**Written problem**. Copy each line below without leaving any out.

**Exercise materials**.
--- start ---

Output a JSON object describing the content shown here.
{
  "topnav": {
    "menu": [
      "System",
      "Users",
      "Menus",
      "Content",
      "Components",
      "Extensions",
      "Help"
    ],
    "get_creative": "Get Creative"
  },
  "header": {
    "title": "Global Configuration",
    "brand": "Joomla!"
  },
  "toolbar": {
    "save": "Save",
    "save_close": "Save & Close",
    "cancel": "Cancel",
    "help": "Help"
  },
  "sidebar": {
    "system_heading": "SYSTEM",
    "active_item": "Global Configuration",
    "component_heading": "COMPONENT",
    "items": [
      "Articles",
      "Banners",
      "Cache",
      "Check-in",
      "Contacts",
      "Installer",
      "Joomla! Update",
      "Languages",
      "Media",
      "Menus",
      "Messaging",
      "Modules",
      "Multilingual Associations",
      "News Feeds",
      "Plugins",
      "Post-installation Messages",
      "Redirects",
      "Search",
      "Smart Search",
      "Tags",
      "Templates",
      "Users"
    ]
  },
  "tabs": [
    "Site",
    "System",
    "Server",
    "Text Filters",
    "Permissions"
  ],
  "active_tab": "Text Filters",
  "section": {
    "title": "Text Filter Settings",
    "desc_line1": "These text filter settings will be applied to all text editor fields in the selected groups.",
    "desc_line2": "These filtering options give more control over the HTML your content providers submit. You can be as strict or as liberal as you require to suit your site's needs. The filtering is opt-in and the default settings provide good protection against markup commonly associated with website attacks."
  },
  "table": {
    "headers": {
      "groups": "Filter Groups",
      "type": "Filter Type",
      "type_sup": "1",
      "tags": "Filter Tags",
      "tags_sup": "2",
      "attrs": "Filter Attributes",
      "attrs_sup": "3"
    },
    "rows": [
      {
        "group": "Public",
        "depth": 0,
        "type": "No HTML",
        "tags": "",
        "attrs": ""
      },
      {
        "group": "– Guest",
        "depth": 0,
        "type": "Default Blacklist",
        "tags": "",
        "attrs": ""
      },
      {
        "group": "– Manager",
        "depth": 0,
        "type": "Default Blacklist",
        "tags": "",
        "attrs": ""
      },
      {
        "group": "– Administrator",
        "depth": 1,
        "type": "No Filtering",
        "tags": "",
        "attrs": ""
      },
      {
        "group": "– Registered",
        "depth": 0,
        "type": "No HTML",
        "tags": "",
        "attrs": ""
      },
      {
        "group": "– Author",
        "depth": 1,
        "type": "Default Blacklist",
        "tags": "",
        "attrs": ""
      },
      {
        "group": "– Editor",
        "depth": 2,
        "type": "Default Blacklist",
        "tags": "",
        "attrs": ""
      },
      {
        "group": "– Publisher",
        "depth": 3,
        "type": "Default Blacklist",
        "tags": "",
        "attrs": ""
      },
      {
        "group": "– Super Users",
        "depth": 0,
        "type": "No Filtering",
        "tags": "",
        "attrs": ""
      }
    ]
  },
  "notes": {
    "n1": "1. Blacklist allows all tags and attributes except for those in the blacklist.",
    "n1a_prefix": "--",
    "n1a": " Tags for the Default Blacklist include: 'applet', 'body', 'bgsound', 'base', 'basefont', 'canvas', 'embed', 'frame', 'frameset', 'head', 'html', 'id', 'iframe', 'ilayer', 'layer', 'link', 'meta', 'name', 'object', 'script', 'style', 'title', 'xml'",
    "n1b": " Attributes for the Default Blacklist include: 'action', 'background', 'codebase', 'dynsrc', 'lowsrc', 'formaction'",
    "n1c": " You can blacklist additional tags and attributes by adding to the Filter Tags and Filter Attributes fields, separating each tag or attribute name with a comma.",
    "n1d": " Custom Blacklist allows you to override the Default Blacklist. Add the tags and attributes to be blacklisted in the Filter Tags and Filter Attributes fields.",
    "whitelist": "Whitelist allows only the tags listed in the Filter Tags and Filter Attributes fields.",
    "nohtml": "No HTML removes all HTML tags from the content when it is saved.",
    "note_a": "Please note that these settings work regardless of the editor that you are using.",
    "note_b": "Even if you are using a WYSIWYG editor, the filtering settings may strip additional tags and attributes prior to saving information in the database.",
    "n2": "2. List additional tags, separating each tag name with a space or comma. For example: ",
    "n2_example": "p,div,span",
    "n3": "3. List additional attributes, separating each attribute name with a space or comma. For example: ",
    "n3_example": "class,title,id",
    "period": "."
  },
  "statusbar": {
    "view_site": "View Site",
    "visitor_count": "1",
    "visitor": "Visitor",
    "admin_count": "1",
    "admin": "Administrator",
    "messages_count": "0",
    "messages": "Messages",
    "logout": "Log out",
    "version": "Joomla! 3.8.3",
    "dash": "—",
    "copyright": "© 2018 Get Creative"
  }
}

--- end ---

**Result**.
Output a JSON object describing the content shown here.
{
  "topnav": {
    "menu": [
      "System",
      "Users",
      "Menus",
      "Content",
      "Components",
      "Extensions",
      "Help"
    ],
    "get_creative": "Get Creative"
  },
  "header": {
    "title": "Global Configuration",
    "brand": "Joomla!"
  },
  "toolbar": {
    "save": "Save",
    "save_close": "Save & Close",
    "cancel": "Cancel",
    "help": "Help"
  },
  "sidebar": {
    "system_heading": "SYSTEM",
    "active_item": "Global Configuration",
    "component_heading": "COMPONENT",
    "items": [
      "Articles",
      "Banners",
      "Cache",
      "Check-in",
      "Contacts",
      "Installer",
      "Joomla! Update",
      "Languages",
      "Media",
      "Menus",
      "Messaging",
      "Modules",
      "Multilingual Associations",
      "News Feeds",
      "Plugins",
      "Post-installation Messages",
      "Redirects",
      "Search",
      "Smart Search",
      "Tags",
      "Templates",
      "Users"
    ]
  },
  "tabs": [
    "Site",
    "System",
    "Server",
    "Text Filters",
    "Permissions"
  ],
  "active_tab": "Text Filters",
  "section": {
    "title": "Text Filter Settings",
    "desc_line1": "These text filter settings will be applied to all text editor fields in the selected groups.",
    "desc_line2": "These filtering options give more control over the HTML your content providers submit. You can be as strict or as liberal as you require to suit your site's needs. The filtering is opt-in and the default settings provide good protection against markup commonly associated with website attacks."
  },
  "table": {
    "headers": {
      "groups": "Filter Groups",
      "type": "Filter Type",
      "type_sup": "1",
      "tags": "Filter Tags",
      "tags_sup": "2",
      "attrs": "Filter Attributes",
      "attrs_sup": "3"
    },
    "rows": [
      {
        "group": "Public",
        "depth": 0,
        "type": "No HTML",
        "tags": "",
        "attrs": ""
      },
      {
        "group": "– Guest",
        "depth": 0,
        "type": "Default Blacklist",
        "tags": "",
        "attrs": ""
      },
      {
        "group": "– Manager",
        "depth": 0,
        "type": "Default Blacklist",
        "tags": "",
        "attrs": ""
      },
      {
        "group": "– Administrator",
        "depth": 1,
        "type": "No Filtering",
        "tags": "",
        "attrs": ""
      },
      {
        "group": "– Registered",
        "depth": 0,
        "type": "No HTML",
        "tags": "",
        "attrs": ""
      },
      {
        "group": "– Author",
        "depth": 1,
        "type": "Default Blacklist",
        "tags": "",
        "attrs": ""
      },
      {
        "group": "– Editor",
        "depth": 2,
        "type": "Default Blacklist",
        "tags": "",
        "attrs": ""
      },
      {
        "group": "– Publisher",
        "depth": 3,
        "type": "Default Blacklist",
        "tags": "",
        "attrs": ""
      },
      {
        "group": "– Super Users",
        "depth": 0,
        "type": "No Filtering",
        "tags": "",
        "attrs": ""
      }
    ]
  },
  "notes": {
    "n1": "1. Blacklist allows all tags and attributes except for those in the blacklist.",
    "n1a_prefix": "--",
    "n1a": " Tags for the Default Blacklist include: 'applet', 'body', 'bgsound', 'base', 'basefont', 'canvas', 'embed', 'frame', 'frameset', 'head', 'html', 'id', 'iframe', 'ilayer', 'layer', 'link', 'meta', 'name', 'object', 'script', 'style', 'title', 'xml'",
    "n1b": " Attributes for the Default Blacklist include: 'action', 'background', 'codebase', 'dynsrc', 'lowsrc', 'formaction'",
    "n1c": " You can blacklist additional tags and attributes by adding to the Filter Tags and Filter Attributes fields, separating each tag or attribute name with a comma.",
    "n1d": " Custom Blacklist allows you to override the Default Blacklist. Add the tags and attributes to be blacklisted in the Filter Tags and Filter Attributes fields.",
    "whitelist": "Whitelist allows only the tags listed in the Filter Tags and Filter Attributes fields.",
    "nohtml": "No HTML removes all HTML tags from the content when it is saved.",
    "note_a": "Please note that these settings work regardless of the editor that you are using.",
    "note_b": "Even if you are using a WYSIWYG editor, the filtering settings may strip additional tags and attributes prior to saving information in the database.",
    "n2": "2. List additional tags, separating each tag name with a space or comma. For example: ",
    "n2_example": "p,div,span",
    "n3": "3. List additional attributes, separating each attribute name with a space or comma. For example: ",
    "n3_example": "class,title,id",
    "period": "."
  },
  "statusbar": {
    "view_site": "View Site",
    "visitor_count": "1",
    "visitor": "Visitor",
    "admin_count": "1",
    "admin": "Administrator",
    "messages_count": "0",
    "messages": "Messages",
    "logout": "Log out",
    "version": "Joomla! 3.8.3",
    "dash": "—",
    "copyright": "© 2018 Get Creative"
  }
}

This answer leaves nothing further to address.